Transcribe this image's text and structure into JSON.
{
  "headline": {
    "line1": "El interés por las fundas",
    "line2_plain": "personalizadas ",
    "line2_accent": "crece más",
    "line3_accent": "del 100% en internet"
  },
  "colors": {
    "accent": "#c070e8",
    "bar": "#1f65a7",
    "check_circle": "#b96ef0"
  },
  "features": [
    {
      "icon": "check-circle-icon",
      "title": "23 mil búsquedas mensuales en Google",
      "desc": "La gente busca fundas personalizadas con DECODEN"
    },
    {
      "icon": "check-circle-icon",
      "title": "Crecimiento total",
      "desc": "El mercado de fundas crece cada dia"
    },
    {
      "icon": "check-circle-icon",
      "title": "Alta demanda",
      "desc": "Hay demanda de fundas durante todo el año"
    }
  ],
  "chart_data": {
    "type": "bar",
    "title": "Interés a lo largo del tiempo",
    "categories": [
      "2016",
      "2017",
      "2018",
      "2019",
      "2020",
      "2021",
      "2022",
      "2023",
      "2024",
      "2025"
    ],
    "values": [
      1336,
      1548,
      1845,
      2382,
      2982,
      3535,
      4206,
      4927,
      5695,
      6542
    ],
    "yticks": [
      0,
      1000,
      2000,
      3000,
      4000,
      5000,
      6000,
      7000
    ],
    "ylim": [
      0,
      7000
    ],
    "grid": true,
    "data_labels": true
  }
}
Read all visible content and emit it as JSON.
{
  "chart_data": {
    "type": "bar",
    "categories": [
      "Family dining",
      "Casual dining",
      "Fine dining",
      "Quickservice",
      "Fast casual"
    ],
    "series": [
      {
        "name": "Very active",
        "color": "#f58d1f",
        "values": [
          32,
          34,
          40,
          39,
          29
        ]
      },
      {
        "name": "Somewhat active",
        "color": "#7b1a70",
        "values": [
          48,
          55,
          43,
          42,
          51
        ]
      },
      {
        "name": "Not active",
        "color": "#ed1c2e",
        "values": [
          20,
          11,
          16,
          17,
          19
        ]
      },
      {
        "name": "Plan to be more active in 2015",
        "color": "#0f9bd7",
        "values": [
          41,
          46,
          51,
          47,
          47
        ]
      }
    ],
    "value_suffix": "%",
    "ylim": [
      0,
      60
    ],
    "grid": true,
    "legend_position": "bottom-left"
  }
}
○ ○ ○ ○ ○
State how many lines of the listing include the word "fundas". Reply with the number alone.

* **RESPONSE**: 4